• [Instruction] Find the word "document" in the listing; pull out each line holding it.

*** Records for this task ***

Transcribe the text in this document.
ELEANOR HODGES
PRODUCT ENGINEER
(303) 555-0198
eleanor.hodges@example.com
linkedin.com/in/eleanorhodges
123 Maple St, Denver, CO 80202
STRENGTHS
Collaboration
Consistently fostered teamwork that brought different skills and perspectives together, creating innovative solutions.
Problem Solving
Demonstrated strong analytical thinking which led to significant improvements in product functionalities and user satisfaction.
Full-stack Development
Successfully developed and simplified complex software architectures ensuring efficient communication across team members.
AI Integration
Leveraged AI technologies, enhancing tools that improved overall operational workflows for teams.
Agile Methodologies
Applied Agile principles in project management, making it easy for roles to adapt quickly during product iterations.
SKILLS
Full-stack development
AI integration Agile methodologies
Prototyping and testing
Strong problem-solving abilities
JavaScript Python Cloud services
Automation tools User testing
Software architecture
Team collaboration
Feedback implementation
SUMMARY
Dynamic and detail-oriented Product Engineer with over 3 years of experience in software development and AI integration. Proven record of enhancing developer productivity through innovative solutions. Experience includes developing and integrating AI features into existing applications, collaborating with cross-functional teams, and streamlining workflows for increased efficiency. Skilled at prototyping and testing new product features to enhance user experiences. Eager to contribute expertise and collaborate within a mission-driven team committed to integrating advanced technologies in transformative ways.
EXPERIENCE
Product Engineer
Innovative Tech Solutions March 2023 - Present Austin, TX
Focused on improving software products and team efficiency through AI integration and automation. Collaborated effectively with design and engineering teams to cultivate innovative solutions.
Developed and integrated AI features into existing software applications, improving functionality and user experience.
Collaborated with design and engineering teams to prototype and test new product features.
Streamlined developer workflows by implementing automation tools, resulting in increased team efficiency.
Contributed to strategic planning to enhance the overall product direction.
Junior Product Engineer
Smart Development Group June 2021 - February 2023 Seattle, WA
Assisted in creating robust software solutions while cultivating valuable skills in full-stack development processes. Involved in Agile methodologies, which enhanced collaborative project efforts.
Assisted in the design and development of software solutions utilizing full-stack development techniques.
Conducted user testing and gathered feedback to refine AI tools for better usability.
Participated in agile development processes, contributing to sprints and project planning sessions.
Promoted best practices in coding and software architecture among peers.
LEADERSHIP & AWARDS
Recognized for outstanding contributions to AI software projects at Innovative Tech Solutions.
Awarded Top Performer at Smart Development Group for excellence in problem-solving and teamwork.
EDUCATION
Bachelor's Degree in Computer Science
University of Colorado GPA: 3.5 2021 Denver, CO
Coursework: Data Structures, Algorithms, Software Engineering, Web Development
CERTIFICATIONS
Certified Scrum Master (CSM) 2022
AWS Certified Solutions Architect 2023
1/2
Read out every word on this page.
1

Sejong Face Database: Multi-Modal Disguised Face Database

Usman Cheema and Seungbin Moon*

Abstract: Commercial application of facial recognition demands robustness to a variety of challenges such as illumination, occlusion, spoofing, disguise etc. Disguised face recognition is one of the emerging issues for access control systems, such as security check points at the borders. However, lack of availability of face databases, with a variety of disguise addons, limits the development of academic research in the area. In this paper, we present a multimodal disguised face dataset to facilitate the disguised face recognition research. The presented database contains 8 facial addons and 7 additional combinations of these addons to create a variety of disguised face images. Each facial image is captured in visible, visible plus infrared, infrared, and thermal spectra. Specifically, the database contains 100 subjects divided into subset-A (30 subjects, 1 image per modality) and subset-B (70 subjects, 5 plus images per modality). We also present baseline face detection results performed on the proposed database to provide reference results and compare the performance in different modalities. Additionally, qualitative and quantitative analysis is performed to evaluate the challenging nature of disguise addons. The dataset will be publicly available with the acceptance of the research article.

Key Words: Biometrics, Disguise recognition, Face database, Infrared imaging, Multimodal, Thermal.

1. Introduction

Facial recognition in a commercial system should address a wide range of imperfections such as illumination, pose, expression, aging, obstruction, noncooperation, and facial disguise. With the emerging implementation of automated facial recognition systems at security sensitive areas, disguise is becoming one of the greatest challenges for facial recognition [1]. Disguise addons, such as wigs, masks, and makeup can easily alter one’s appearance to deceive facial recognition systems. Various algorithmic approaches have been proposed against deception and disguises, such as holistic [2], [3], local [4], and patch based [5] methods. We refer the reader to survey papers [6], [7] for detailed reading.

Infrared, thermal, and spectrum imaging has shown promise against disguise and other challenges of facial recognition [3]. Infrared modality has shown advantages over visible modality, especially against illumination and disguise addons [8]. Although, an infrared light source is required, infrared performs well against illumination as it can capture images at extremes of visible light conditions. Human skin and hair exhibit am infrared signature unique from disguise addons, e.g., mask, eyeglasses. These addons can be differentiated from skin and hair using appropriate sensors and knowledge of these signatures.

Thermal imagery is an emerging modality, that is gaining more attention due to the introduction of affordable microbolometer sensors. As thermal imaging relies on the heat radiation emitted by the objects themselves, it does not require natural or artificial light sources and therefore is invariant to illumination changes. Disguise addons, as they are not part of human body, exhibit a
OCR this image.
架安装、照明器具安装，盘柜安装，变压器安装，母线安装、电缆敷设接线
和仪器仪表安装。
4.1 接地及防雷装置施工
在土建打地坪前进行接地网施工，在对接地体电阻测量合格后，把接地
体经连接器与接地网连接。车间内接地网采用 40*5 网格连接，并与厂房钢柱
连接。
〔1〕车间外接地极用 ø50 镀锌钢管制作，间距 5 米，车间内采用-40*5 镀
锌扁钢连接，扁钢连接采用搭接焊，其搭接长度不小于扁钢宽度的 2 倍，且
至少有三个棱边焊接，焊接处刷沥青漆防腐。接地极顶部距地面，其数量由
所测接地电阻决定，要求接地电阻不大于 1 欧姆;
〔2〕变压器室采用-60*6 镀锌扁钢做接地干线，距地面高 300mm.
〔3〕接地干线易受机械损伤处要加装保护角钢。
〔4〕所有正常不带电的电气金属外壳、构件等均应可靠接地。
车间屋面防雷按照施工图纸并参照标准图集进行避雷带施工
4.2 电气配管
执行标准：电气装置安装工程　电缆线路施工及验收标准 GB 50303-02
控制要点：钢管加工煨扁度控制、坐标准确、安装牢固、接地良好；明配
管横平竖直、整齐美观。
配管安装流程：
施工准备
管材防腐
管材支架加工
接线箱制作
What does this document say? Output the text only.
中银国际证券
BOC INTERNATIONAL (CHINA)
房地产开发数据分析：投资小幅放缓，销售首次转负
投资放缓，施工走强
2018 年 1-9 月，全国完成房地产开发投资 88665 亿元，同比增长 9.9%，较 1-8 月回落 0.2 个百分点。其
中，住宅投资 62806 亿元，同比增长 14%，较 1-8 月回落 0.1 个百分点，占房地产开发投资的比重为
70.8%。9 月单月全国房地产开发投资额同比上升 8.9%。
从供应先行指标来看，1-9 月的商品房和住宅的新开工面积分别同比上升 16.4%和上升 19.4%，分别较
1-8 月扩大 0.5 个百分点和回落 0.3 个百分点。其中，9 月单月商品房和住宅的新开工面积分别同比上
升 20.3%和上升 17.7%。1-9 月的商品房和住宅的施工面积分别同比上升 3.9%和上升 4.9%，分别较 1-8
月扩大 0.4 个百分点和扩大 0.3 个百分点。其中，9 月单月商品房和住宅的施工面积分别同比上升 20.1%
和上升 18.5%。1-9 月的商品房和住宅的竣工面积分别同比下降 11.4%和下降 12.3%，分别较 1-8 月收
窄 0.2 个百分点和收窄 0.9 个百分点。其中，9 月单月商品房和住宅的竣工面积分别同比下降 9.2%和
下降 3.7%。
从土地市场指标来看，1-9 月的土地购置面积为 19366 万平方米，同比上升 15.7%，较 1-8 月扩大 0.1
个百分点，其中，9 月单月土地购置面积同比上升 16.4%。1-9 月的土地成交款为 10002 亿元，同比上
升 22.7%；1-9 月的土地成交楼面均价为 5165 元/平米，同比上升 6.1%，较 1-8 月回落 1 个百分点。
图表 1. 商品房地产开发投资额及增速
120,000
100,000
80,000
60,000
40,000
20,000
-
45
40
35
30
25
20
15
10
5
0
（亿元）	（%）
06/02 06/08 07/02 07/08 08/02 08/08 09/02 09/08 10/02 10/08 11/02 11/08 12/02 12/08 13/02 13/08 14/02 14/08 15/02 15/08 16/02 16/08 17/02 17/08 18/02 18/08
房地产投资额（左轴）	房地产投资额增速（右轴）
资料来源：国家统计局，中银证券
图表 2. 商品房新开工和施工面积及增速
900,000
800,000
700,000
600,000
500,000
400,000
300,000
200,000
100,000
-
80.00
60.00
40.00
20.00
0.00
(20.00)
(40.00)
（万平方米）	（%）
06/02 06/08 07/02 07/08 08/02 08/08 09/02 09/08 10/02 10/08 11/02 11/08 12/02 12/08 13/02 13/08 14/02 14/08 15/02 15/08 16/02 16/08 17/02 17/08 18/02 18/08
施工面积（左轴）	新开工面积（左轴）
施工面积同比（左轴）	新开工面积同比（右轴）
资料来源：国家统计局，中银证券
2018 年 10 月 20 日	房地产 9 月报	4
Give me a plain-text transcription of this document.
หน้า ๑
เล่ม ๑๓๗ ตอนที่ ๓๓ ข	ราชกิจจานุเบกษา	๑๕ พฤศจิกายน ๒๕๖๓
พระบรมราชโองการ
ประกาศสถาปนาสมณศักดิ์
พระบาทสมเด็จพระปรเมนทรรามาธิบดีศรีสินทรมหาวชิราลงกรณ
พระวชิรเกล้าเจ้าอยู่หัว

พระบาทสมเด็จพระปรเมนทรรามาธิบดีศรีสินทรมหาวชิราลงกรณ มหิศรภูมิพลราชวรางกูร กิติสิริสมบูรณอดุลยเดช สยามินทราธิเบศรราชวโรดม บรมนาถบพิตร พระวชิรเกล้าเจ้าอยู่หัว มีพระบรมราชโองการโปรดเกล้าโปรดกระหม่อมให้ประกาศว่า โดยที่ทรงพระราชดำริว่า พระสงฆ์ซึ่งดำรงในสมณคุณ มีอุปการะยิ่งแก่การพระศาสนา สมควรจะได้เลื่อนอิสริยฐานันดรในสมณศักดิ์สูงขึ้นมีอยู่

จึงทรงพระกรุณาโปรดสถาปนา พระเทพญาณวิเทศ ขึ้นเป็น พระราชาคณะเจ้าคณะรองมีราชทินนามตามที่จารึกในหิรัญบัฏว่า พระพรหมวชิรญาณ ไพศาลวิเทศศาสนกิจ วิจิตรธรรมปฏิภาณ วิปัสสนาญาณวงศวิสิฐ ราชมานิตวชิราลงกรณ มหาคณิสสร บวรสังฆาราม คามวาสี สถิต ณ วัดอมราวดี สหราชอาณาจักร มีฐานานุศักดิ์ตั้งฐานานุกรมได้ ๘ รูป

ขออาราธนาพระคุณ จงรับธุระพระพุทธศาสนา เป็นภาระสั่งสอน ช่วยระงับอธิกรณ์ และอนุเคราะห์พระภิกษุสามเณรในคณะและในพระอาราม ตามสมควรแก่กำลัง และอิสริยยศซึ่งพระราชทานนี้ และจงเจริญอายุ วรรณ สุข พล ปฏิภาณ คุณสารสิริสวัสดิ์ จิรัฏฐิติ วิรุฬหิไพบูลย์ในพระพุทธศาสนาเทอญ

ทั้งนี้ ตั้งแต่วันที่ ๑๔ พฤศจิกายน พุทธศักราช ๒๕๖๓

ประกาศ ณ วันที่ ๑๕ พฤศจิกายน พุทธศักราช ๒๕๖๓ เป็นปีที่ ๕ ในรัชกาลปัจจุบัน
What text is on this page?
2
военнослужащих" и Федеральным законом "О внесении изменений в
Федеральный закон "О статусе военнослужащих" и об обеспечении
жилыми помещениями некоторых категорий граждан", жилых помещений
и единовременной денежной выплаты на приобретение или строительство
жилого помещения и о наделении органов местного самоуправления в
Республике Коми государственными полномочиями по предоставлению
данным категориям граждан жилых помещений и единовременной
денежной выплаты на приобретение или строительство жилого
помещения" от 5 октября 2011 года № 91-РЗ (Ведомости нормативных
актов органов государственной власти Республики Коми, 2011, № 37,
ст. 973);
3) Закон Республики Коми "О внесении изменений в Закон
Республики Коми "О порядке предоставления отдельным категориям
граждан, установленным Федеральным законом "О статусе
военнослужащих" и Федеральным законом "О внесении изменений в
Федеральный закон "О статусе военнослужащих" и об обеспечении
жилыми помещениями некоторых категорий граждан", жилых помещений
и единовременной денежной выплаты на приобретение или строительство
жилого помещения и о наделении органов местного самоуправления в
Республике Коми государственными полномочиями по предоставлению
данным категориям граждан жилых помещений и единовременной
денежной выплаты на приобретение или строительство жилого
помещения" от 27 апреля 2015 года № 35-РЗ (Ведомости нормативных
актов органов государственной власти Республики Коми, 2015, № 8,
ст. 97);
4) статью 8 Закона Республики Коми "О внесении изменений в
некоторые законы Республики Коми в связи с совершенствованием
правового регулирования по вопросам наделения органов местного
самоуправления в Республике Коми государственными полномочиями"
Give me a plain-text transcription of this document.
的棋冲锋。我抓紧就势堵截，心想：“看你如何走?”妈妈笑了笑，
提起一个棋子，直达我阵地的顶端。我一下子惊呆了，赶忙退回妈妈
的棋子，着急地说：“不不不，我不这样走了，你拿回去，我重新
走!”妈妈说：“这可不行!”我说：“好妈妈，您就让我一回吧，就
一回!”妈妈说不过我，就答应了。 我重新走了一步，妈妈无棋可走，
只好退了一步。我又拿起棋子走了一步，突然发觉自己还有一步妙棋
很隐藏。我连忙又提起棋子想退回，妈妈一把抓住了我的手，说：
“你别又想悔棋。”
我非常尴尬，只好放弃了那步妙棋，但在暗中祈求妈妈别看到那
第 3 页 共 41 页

***

• [Complete output]
Transcribe the text in this document.
What does this document say? Output the text only.
Give me a plain-text transcription of this document.
Give me a plain-text transcription of this document.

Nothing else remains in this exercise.